╔══
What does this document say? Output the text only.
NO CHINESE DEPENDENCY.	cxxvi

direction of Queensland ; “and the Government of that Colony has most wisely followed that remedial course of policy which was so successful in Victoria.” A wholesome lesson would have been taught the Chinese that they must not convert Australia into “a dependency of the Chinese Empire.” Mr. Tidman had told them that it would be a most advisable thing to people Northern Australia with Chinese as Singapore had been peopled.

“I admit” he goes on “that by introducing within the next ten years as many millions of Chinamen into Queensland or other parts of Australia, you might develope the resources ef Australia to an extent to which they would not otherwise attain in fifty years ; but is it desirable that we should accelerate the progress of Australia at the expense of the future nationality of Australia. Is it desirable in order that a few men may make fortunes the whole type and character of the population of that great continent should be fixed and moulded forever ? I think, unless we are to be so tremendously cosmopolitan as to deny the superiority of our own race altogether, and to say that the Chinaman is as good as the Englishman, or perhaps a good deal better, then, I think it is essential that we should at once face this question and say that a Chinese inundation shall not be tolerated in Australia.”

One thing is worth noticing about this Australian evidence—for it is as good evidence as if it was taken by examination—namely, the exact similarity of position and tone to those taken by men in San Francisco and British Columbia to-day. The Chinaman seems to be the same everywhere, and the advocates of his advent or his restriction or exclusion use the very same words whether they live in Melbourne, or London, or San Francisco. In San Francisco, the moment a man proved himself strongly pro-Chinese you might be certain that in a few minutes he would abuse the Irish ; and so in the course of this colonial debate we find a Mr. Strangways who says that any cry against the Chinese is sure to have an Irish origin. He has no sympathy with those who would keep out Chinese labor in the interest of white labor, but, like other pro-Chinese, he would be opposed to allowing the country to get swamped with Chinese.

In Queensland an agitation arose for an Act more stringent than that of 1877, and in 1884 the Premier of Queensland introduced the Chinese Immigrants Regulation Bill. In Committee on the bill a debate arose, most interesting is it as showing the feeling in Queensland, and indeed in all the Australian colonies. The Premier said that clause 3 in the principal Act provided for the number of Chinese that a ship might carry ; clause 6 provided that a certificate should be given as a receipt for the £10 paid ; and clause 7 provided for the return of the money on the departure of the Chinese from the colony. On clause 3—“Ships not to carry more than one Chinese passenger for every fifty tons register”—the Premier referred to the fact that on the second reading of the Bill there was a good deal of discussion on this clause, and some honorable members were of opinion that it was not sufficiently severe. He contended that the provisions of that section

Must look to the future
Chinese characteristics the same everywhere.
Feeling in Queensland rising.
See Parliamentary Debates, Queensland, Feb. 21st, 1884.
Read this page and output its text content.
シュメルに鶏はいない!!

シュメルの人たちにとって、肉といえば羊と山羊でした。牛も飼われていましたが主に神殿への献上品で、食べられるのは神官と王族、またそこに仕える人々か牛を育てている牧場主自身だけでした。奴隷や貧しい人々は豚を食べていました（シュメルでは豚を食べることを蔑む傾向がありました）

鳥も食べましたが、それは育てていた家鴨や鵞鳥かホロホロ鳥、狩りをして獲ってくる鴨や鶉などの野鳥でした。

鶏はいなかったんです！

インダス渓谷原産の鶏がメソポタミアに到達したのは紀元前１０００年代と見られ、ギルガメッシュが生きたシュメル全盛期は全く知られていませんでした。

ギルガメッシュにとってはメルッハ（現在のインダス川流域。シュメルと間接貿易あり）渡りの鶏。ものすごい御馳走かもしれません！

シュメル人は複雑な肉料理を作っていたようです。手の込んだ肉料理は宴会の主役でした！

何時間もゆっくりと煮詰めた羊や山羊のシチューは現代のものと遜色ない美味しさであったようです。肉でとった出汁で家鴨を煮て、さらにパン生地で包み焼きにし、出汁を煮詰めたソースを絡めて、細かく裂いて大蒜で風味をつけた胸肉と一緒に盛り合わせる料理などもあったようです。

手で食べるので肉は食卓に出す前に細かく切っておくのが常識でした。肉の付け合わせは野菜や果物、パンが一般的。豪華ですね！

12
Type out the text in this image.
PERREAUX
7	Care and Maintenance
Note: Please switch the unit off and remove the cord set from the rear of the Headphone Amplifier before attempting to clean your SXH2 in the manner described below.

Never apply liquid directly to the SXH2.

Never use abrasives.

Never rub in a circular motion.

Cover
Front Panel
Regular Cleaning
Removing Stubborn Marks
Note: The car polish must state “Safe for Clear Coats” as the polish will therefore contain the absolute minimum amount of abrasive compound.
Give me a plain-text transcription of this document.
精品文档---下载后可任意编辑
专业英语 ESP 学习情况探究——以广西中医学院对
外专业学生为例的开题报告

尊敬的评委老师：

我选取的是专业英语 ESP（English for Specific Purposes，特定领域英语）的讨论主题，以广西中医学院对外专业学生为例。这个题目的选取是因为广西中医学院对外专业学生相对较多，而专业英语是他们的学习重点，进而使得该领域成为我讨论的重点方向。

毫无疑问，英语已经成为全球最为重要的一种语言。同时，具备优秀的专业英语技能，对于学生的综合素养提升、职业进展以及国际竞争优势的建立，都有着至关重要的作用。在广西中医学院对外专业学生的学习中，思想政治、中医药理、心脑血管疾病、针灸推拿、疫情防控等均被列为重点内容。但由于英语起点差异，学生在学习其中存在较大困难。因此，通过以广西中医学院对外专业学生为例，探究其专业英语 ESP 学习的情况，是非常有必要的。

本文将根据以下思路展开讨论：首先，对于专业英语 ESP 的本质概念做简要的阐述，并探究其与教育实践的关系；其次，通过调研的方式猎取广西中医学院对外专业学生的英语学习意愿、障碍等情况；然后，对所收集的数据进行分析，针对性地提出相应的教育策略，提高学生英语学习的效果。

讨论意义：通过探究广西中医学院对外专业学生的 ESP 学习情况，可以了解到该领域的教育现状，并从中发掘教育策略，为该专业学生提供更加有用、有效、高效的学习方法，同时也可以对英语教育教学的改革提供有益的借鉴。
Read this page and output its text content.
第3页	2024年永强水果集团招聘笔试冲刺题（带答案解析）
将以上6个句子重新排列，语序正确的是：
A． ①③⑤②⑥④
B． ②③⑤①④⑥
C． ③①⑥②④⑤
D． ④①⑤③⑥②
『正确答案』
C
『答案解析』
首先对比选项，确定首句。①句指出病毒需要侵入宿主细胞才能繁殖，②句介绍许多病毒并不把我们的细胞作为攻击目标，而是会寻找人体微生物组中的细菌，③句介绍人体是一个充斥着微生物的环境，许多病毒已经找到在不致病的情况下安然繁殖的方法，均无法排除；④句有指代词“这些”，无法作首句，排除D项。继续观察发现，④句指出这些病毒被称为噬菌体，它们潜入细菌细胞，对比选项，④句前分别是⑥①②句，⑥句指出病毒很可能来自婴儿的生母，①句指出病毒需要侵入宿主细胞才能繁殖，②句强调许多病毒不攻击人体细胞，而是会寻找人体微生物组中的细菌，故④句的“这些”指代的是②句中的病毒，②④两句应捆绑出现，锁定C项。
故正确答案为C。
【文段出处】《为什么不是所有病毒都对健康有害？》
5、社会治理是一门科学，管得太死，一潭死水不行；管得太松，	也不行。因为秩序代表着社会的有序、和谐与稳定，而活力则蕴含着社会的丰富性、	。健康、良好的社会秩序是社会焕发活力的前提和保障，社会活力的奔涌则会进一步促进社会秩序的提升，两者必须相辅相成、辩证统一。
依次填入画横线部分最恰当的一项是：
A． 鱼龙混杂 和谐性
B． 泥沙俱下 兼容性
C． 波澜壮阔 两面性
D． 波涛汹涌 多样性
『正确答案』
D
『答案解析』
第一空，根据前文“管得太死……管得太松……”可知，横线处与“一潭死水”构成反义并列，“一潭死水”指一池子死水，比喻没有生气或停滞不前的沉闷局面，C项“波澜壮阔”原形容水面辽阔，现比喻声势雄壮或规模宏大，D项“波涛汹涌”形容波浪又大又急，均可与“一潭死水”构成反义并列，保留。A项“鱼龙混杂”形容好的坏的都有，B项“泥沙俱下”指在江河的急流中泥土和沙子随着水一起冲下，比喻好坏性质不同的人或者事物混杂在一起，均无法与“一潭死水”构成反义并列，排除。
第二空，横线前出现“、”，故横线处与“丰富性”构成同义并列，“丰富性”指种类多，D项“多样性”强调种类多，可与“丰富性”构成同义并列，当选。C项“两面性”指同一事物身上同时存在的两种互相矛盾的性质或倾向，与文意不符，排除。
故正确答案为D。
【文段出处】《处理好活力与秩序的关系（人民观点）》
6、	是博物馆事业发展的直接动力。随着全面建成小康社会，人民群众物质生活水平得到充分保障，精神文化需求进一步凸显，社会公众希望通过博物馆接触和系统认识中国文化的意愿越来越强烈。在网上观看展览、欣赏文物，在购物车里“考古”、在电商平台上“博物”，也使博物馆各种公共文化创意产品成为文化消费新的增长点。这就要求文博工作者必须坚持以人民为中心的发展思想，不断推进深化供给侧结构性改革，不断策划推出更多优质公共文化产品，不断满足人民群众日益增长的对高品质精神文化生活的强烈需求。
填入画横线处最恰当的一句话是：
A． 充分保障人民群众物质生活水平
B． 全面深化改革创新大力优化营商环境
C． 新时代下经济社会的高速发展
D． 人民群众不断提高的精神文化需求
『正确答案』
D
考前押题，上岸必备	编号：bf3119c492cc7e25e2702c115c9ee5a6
╚══
Copy each line of the listing that contains the string "鱼龙混杂".

A． 鱼龙混杂 和谐性
第一空，根据前文“管得太死……管得太松……”可知，横线处与“一潭死水”构成反义并列，“一潭死水”指一池子死水，比喻没有生气或停滞不前的沉闷局面，C项“波澜壮阔”原形容水面辽阔，现比喻声势雄壮或规模宏大，D项“波涛汹涌”形容波浪又大又急，均可与“一潭死水”构成反义并列，保留。A项“鱼龙混杂”形容好的坏的都有，B项“泥沙俱下”指在江河的急流中泥土和沙子随着水一起冲下，比喻好坏性质不同的人或者事物混杂在一起，均无法与“一潭死水”构成反义并列，排除。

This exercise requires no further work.